* _The task_
Report back each line of the records that contains the string "structured".
::: Exercise materials
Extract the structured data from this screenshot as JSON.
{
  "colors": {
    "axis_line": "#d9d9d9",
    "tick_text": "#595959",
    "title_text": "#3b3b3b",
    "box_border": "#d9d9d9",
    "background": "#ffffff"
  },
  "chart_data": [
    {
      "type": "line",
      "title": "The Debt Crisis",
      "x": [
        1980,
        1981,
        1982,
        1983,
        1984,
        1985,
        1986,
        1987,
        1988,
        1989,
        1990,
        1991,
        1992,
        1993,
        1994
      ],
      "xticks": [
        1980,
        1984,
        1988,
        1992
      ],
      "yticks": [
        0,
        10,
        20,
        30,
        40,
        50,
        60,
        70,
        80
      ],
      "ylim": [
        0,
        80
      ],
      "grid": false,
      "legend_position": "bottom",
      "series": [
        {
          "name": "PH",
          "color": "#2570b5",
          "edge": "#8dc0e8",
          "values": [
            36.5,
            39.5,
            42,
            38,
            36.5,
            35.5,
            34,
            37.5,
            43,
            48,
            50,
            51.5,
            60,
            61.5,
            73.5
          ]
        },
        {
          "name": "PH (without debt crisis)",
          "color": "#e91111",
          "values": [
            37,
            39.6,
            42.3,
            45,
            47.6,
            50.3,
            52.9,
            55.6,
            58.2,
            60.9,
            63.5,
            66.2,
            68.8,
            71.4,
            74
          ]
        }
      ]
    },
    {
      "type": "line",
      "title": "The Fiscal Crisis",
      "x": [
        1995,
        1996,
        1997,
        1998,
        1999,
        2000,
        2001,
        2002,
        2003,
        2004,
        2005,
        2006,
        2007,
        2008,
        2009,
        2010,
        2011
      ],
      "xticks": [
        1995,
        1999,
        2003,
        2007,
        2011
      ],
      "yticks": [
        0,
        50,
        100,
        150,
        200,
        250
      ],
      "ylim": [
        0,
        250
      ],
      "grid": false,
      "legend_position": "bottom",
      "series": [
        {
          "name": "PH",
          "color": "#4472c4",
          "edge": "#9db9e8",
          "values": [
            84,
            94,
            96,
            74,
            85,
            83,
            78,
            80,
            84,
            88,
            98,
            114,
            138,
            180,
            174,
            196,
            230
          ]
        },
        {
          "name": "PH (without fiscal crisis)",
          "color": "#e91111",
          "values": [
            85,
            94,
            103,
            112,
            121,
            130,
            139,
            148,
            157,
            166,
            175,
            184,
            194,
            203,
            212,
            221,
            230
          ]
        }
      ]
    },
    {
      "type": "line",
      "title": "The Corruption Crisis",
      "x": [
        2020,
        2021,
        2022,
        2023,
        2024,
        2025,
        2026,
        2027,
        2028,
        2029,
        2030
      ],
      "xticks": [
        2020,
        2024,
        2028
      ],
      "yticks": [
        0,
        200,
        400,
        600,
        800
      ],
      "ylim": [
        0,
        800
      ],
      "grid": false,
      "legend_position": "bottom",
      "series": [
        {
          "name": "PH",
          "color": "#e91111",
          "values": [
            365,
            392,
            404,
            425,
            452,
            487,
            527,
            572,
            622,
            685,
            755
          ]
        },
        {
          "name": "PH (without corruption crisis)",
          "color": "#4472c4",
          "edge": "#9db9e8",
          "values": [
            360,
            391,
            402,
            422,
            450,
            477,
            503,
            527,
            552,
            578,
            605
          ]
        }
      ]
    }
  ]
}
::::::
::: Exercise materials
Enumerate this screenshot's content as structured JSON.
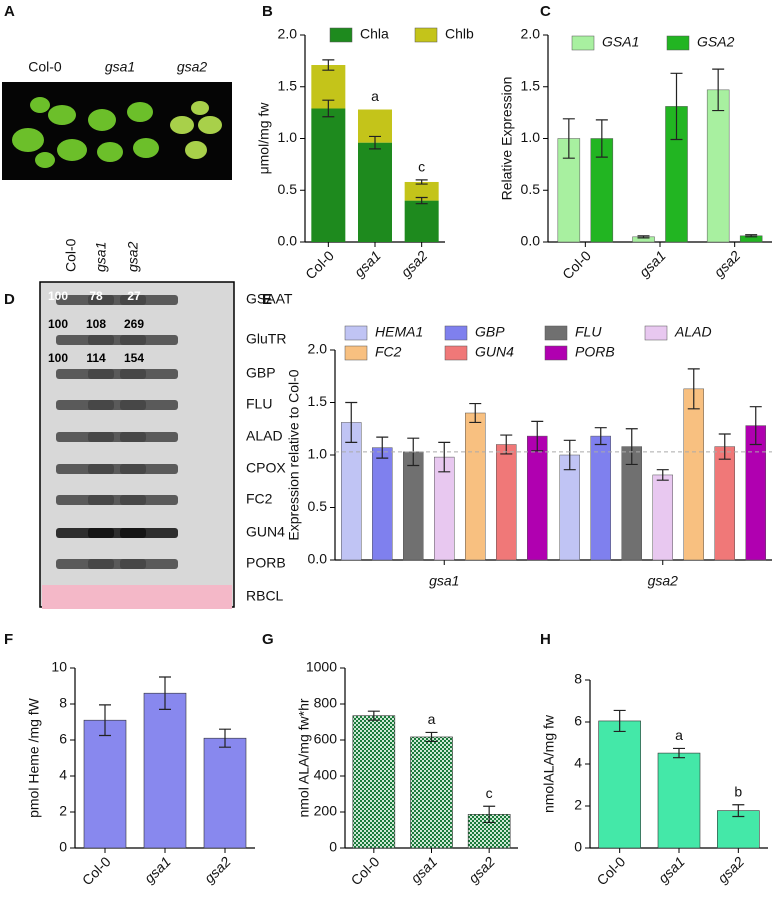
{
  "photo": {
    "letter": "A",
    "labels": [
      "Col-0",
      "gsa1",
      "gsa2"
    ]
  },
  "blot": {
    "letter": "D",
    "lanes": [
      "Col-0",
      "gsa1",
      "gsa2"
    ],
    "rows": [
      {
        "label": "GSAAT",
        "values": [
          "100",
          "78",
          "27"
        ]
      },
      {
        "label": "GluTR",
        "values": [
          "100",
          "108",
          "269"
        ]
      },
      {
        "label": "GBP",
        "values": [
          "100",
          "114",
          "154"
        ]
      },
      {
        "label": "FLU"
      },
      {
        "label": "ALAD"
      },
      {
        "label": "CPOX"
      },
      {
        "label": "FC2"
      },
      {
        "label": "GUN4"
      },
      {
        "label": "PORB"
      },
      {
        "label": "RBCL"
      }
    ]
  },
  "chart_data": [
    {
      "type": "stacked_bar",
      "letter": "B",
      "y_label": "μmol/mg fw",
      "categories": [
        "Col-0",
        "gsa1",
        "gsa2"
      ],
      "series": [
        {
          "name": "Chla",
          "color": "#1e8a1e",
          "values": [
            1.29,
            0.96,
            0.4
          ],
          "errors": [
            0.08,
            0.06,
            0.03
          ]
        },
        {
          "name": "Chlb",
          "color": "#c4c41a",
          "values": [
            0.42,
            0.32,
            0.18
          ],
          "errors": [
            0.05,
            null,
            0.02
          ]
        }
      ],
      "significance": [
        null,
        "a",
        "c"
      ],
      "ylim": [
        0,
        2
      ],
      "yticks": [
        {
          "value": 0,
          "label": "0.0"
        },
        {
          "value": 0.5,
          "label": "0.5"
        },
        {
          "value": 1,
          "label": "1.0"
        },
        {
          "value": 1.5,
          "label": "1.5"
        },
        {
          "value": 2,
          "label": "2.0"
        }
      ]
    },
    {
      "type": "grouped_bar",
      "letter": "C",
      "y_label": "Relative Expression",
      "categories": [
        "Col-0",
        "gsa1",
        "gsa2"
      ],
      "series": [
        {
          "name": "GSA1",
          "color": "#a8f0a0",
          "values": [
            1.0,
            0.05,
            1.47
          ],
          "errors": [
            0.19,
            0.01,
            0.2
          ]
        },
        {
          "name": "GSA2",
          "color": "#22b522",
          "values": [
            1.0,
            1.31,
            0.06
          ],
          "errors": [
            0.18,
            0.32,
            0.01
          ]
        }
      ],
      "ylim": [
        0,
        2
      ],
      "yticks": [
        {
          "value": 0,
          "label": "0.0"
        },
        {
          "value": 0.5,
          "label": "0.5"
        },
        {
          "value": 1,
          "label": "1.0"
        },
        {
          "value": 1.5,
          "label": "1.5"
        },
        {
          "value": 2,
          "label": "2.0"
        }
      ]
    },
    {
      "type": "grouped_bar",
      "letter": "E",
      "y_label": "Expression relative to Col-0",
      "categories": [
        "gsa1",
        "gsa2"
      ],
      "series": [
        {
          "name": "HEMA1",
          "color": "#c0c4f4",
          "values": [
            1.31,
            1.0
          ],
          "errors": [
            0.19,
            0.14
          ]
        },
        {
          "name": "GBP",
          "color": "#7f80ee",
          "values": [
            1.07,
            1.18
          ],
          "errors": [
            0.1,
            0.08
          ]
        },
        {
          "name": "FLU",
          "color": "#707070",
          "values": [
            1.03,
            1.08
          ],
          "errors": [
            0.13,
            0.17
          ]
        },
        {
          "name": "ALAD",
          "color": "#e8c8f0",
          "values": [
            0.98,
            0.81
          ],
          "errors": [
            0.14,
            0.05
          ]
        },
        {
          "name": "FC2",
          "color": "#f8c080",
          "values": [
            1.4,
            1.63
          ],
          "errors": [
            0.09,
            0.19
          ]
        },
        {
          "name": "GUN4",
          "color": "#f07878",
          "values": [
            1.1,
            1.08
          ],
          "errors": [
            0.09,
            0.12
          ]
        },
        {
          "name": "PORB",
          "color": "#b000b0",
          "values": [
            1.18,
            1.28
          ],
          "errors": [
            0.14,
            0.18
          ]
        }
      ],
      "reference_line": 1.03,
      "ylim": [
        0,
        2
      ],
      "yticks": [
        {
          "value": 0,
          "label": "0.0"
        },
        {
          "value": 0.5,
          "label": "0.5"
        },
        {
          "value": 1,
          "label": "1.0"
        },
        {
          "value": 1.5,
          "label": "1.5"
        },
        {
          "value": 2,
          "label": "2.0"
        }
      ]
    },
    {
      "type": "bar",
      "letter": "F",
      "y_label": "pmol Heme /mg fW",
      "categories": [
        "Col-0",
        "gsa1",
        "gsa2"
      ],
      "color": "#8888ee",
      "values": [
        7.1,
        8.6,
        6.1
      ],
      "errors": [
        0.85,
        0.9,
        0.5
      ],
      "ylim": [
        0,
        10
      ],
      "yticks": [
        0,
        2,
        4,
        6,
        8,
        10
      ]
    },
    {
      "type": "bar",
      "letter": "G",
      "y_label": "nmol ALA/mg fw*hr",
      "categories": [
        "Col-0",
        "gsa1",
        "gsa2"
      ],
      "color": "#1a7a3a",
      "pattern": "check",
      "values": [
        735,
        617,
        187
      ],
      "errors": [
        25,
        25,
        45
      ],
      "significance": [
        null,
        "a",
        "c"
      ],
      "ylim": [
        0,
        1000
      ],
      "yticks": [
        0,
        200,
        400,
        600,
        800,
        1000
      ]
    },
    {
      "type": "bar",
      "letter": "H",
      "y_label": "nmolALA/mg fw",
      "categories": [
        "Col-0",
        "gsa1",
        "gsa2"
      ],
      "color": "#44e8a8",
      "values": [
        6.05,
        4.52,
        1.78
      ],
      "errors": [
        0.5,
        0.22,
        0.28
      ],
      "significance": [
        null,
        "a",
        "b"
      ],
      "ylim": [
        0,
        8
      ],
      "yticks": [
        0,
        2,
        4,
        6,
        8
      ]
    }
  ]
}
::::::
* _Result_
Extract the structured data from this screenshot as JSON.
Enumerate this screenshot's content as structured JSON.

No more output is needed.